* DOCUMENT PASSAGE *
- Genre: Comedy drama
- Created by: Sarah Hooper
- Written by: Sarah Hooper; Mark Brotherhood; Amy Roberts; Loren McLaughlan;
- Directed by: Dewi Humphreys (2011–2013); Dominic Leclerc (2011); Dermot Boyd (2012–2017); Ian Barnes (2012–2017);
- Starring: Sally Lindsay; Daniel Ryan; Ted Robbins; Bobby Ball; Angela Griffin; Neil Fitzmaurice; Paula Wilcox; Adrian Bower; Siân Reeves; Nigel Harman; Samantha Womack; James Dreyfus; Sue Vincent; Ellen Thomas; George Sampson;
- Composer: Jonathan Whitehead
- Country of origin: United Kingdom
- Original language: English
- No. of series: 6
- No. of episodes: 53 (inc. 2 specials) (list of episodes)

Production
- Producers: Siobhan Rhodes (2011); Howard Ella (2012–13); Jane Wallbank (2013); Brett Wilson (2013); Serena Cullen (2014–17);
- Editors: Chris Wadsworth (2011–12); Clive Barrett (2011); Jim Hampton (2013–17);
- Running time: 60 minutes (inc. adverts) 90 minutes (inc. adverts) (2017 Special)
- Production company: Tiger Aspect Productions

Original release
- Network: Sky One (2011, 2015–2017); Sky Living (2012–2014);
- Release: 24 August 2011 – 30 June 2017

= Mount Pleasant (TV series) =

British television comedy drama

Mount Pleasant is a British comedy drama which first aired on Sky One on 24 August 2011. The show moved to Sky Living in 2012, before moving back to Sky 1 in 2015. The show ended in a 90 minute special on 30 June 2017.

==Premise==
Set in Manchester, the show is about the day-to-day life of the main character Lisa, her husband, her dad, as well as neighbours and colleagues. Each episode is an hour long (including adverts) and takes place in various locations, including the cul-de-sac Lisa lives in, her workplace, local pub The Dog and Dart, and more.

* SOURCE DATA *
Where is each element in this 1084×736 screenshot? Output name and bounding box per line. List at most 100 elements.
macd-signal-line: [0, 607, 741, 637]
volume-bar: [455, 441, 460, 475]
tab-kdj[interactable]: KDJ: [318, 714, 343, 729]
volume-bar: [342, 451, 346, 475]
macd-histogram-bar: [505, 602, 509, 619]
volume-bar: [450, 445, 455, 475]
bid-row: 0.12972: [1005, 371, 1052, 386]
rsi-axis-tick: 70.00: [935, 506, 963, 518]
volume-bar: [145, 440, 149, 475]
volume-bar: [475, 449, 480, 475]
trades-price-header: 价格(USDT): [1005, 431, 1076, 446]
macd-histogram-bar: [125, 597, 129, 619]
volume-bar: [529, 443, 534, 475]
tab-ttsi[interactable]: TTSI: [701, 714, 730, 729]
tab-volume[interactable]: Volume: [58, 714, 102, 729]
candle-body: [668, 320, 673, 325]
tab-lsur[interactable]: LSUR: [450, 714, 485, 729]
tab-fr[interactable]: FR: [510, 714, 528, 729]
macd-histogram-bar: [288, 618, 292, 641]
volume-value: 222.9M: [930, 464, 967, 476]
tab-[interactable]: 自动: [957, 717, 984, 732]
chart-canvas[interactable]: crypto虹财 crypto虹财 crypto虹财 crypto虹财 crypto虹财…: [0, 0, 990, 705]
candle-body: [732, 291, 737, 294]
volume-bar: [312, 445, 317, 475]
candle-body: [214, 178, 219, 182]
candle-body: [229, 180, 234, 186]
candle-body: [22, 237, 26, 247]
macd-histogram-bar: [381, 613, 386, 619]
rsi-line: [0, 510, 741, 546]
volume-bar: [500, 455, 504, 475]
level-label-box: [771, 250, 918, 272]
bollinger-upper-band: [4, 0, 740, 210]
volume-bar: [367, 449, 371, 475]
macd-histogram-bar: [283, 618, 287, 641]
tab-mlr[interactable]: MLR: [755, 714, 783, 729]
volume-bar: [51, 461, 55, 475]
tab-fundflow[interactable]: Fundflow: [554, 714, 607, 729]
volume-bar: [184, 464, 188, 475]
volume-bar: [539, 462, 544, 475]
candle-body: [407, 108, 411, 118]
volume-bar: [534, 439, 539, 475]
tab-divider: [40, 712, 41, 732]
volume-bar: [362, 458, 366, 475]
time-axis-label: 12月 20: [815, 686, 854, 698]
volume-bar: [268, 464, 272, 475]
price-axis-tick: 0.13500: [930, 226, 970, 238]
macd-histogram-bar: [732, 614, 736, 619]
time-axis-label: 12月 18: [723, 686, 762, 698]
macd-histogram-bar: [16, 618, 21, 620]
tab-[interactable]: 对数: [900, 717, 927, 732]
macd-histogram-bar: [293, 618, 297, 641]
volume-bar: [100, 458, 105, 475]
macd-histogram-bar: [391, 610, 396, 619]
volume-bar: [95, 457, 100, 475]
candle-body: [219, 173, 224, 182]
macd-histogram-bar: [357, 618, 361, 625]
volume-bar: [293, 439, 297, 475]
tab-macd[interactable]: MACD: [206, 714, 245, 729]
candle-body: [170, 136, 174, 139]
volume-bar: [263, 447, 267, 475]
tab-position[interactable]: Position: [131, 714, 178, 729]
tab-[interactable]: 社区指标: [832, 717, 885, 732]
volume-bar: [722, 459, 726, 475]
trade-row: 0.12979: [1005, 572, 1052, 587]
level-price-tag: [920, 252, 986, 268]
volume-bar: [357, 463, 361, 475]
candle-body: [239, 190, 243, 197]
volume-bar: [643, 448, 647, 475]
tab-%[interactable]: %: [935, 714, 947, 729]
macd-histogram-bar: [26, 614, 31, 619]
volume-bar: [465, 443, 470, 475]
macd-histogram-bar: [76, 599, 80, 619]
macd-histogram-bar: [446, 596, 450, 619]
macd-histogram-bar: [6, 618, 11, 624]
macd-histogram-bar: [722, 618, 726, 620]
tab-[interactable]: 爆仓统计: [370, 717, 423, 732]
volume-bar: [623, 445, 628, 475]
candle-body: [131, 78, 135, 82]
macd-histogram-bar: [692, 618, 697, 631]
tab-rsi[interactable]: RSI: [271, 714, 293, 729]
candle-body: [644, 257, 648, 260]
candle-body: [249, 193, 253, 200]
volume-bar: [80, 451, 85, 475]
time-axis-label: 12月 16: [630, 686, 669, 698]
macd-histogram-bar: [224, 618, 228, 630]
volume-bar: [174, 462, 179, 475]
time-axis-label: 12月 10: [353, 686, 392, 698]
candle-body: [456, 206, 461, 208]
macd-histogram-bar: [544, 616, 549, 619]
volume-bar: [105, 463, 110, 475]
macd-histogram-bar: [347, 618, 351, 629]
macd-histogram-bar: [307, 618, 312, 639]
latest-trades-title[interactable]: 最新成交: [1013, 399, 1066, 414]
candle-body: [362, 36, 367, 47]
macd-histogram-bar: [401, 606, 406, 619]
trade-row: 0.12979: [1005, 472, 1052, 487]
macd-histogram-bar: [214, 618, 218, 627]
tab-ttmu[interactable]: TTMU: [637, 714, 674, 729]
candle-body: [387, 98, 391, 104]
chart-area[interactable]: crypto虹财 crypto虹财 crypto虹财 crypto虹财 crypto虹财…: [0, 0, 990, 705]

* APPLY WHAT YOU READ *
1. Rewrite the paragraph of the Mount Pleasant article that begins "Set in Manchester" more briefly, keeping its main facts.
2. Update the Mount Pleasant article by giving the part from "- Genre: Comedy" to "(list of episodes)" again, with "Composer" replaced by "Music".

* COMPLETED EXERCISE *
1. The Manchester-set show follows the daily life of Lisa, her husband, her dad, and her neighbours and colleagues. Each hour-long episode, adverts included, moves between locations such as Lisa's cul-de-sac, her workplace and the local pub, The Dog and Dart.

2.
- Genre: Comedy drama
- Created by: Sarah Hooper
- Written by: Sarah Hooper; Mark Brotherhood; Amy Roberts; Loren McLaughlan;
- Directed by: Dewi Humphreys (2011–2013); Dominic Leclerc (2011); Dermot Boyd (2012–2017); Ian Barnes (2012–2017);
- Starring: Sally Lindsay; Daniel Ryan; Ted Robbins; Bobby Ball; Angela Griffin; Neil Fitzmaurice; Paula Wilcox; Adrian Bower; Siân Reeves; Nigel Harman; Samantha Womack; James Dreyfus; Sue Vincent; Ellen Thomas; George Sampson;
- Music: Jonathan Whitehead
- Country of origin: United Kingdom
- Original language: English
- No. of series: 6
- No. of episodes: 53 (inc. 2 specials) (list of episodes)